(Material shown)
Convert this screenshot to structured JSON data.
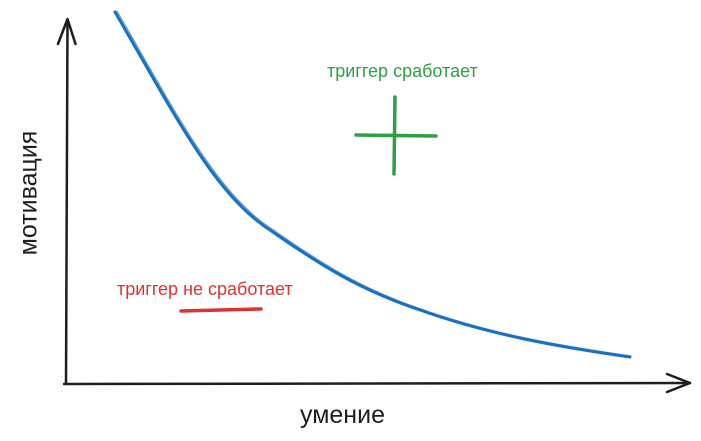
{
  "axes": {
    "x_label": "умение",
    "y_label": "мотивация"
  },
  "regions": {
    "above_curve": {
      "label": "триггер сработает",
      "symbol": "plus",
      "color": "#2f9e44"
    },
    "below_curve": {
      "label": "триггер не сработает",
      "symbol": "minus",
      "color": "#e03131"
    }
  },
  "curve": {
    "color": "#1971c2",
    "shape": "decreasing convex"
  },
  "axis_color": "#1e1e1e"
}
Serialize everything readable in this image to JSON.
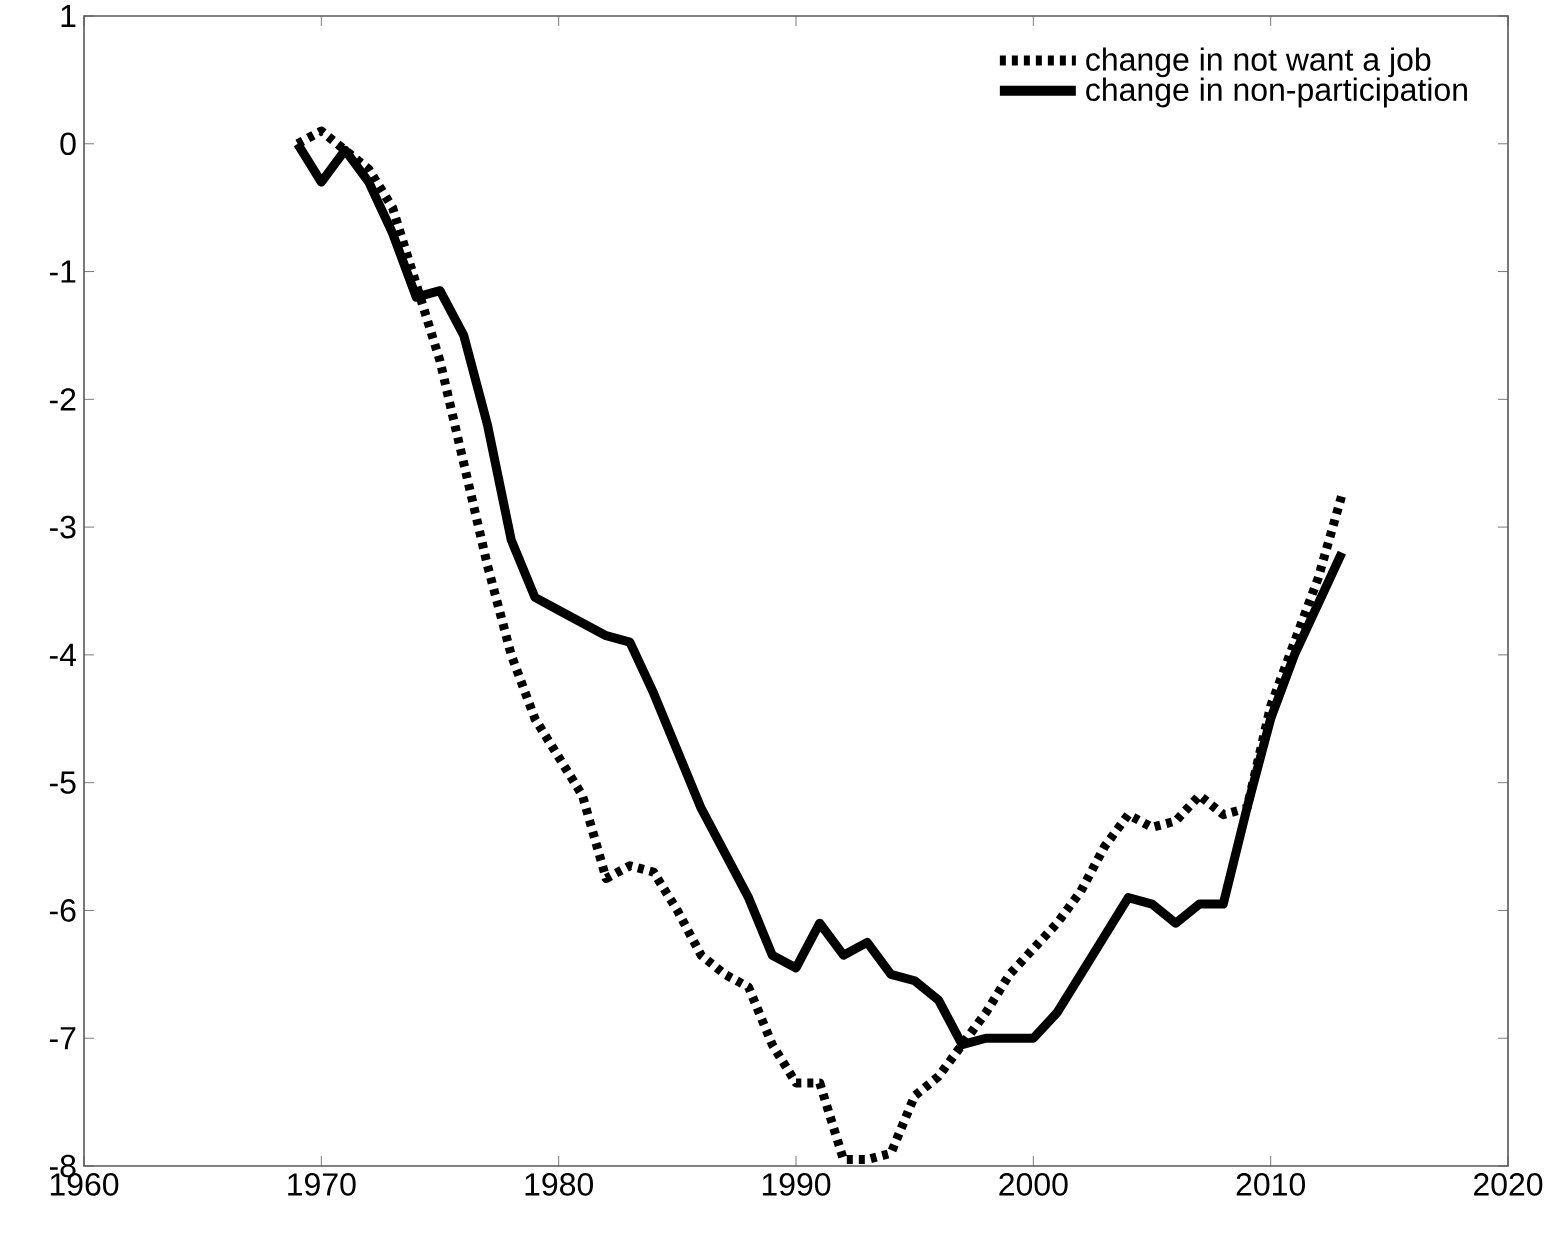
{
  "chart_data": {
    "type": "line",
    "xlim": [
      1960,
      2020
    ],
    "xticks": [
      1960,
      1970,
      1980,
      1990,
      2000,
      2010,
      2020
    ],
    "ylim": [
      -8,
      1
    ],
    "yticks": [
      -8,
      -7,
      -6,
      -5,
      -4,
      -3,
      -2,
      -1,
      0,
      1
    ],
    "grid": false,
    "legend": "top right",
    "marker": "none",
    "series": [
      {
        "name": "change in not want a job",
        "color": "#000000",
        "line_style": "dotted",
        "x": [
          1969,
          1970,
          1971,
          1972,
          1973,
          1974,
          1975,
          1976,
          1977,
          1978,
          1979,
          1980,
          1981,
          1982,
          1983,
          1984,
          1985,
          1986,
          1987,
          1988,
          1989,
          1990,
          1991,
          1992,
          1993,
          1994,
          1995,
          1996,
          1997,
          1998,
          1999,
          2000,
          2001,
          2002,
          2003,
          2004,
          2005,
          2006,
          2007,
          2008,
          2009,
          2010,
          2011,
          2012,
          2013
        ],
        "values": [
          0,
          0.1,
          -0.05,
          -0.2,
          -0.5,
          -1.1,
          -1.7,
          -2.5,
          -3.3,
          -4.0,
          -4.5,
          -4.8,
          -5.1,
          -5.75,
          -5.65,
          -5.7,
          -6.0,
          -6.35,
          -6.5,
          -6.6,
          -7.05,
          -7.35,
          -7.35,
          -7.95,
          -7.95,
          -7.9,
          -7.45,
          -7.3,
          -7.05,
          -6.8,
          -6.5,
          -6.3,
          -6.1,
          -5.85,
          -5.5,
          -5.25,
          -5.35,
          -5.3,
          -5.1,
          -5.25,
          -5.2,
          -4.4,
          -3.9,
          -3.4,
          -2.75
        ]
      },
      {
        "name": "change in non-participation",
        "color": "#000000",
        "line_style": "solid",
        "x": [
          1969,
          1970,
          1971,
          1972,
          1973,
          1974,
          1975,
          1976,
          1977,
          1978,
          1979,
          1980,
          1981,
          1982,
          1983,
          1984,
          1985,
          1986,
          1987,
          1988,
          1989,
          1990,
          1991,
          1992,
          1993,
          1994,
          1995,
          1996,
          1997,
          1998,
          1999,
          2000,
          2001,
          2002,
          2003,
          2004,
          2005,
          2006,
          2007,
          2008,
          2009,
          2010,
          2011,
          2012,
          2013
        ],
        "values": [
          0,
          -0.3,
          -0.05,
          -0.3,
          -0.7,
          -1.2,
          -1.15,
          -1.5,
          -2.2,
          -3.1,
          -3.55,
          -3.65,
          -3.75,
          -3.85,
          -3.9,
          -4.3,
          -4.75,
          -5.2,
          -5.55,
          -5.9,
          -6.35,
          -6.45,
          -6.1,
          -6.35,
          -6.25,
          -6.5,
          -6.55,
          -6.7,
          -7.05,
          -7.0,
          -7.0,
          -7.0,
          -6.8,
          -6.5,
          -6.2,
          -5.9,
          -5.95,
          -6.1,
          -5.95,
          -5.95,
          -5.2,
          -4.5,
          -4.0,
          -3.6,
          -3.2
        ]
      }
    ]
  }
}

(Given task)
Write out the full listing verbatim, excluding its pictures.

(Full solution)
Convert this screenshot to structured JSON data.
{
  "axes": {
    "x_label": "умение",
    "y_label": "мотивация"
  },
  "regions": {
    "above_curve": {
      "label": "триггер сработает",
      "symbol": "plus",
      "color": "#2f9e44"
    },
    "below_curve": {
      "label": "триггер не сработает",
      "symbol": "minus",
      "color": "#e03131"
    }
  },
  "curve": {
    "color": "#1971c2",
    "shape": "decreasing convex"
  },
  "axis_color": "#1e1e1e"
}
Serialize everything readable in this image to JSON.
{
  "chart_data": {
    "type": "line",
    "xlim": [
      1960,
      2020
    ],
    "xticks": [
      1960,
      1970,
      1980,
      1990,
      2000,
      2010,
      2020
    ],
    "ylim": [
      -8,
      1
    ],
    "yticks": [
      -8,
      -7,
      -6,
      -5,
      -4,
      -3,
      -2,
      -1,
      0,
      1
    ],
    "grid": false,
    "legend": "top right",
    "marker": "none",
    "series": [
      {
        "name": "change in not want a job",
        "color": "#000000",
        "line_style": "dotted",
        "x": [
          1969,
          1970,
          1971,
          1972,
          1973,
          1974,
          1975,
          1976,
          1977,
          1978,
          1979,
          1980,
          1981,
          1982,
          1983,
          1984,
          1985,
          1986,
          1987,
          1988,
          1989,
          1990,
          1991,
          1992,
          1993,
          1994,
          1995,
          1996,
          1997,
          1998,
          1999,
          2000,
          2001,
          2002,
          2003,
          2004,
          2005,
          2006,
          2007,
          2008,
          2009,
          2010,
          2011,
          2012,
          2013
        ],
        "values": [
          0,
          0.1,
          -0.05,
          -0.2,
          -0.5,
          -1.1,
          -1.7,
          -2.5,
          -3.3,
          -4.0,
          -4.5,
          -4.8,
          -5.1,
          -5.75,
          -5.65,
          -5.7,
          -6.0,
          -6.35,
          -6.5,
          -6.6,
          -7.05,
          -7.35,
          -7.35,
          -7.95,
          -7.95,
          -7.9,
          -7.45,
          -7.3,
          -7.05,
          -6.8,
          -6.5,
          -6.3,
          -6.1,
          -5.85,
          -5.5,
          -5.25,
          -5.35,
          -5.3,
          -5.1,
          -5.25,
          -5.2,
          -4.4,
          -3.9,
          -3.4,
          -2.75
        ]
      },
      {
        "name": "change in non-participation",
        "color": "#000000",
        "line_style": "solid",
        "x": [
          1969,
          1970,
          1971,
          1972,
          1973,
          1974,
          1975,
          1976,
          1977,
          1978,
          1979,
          1980,
          1981,
          1982,
          1983,
          1984,
          1985,
          1986,
          1987,
          1988,
          1989,
          1990,
          1991,
          1992,
          1993,
          1994,
          1995,
          1996,
          1997,
          1998,
          1999,
          2000,
          2001,
          2002,
          2003,
          2004,
          2005,
          2006,
          2007,
          2008,
          2009,
          2010,
          2011,
          2012,
          2013
        ],
        "values": [
          0,
          -0.3,
          -0.05,
          -0.3,
          -0.7,
          -1.2,
          -1.15,
          -1.5,
          -2.2,
          -3.1,
          -3.55,
          -3.65,
          -3.75,
          -3.85,
          -3.9,
          -4.3,
          -4.75,
          -5.2,
          -5.55,
          -5.9,
          -6.35,
          -6.45,
          -6.1,
          -6.35,
          -6.25,
          -6.5,
          -6.55,
          -6.7,
          -7.05,
          -7.0,
          -7.0,
          -7.0,
          -6.8,
          -6.5,
          -6.2,
          -5.9,
          -5.95,
          -6.1,
          -5.95,
          -5.95,
          -5.2,
          -4.5,
          -4.0,
          -3.6,
          -3.2
        ]
      }
    ]
  }
}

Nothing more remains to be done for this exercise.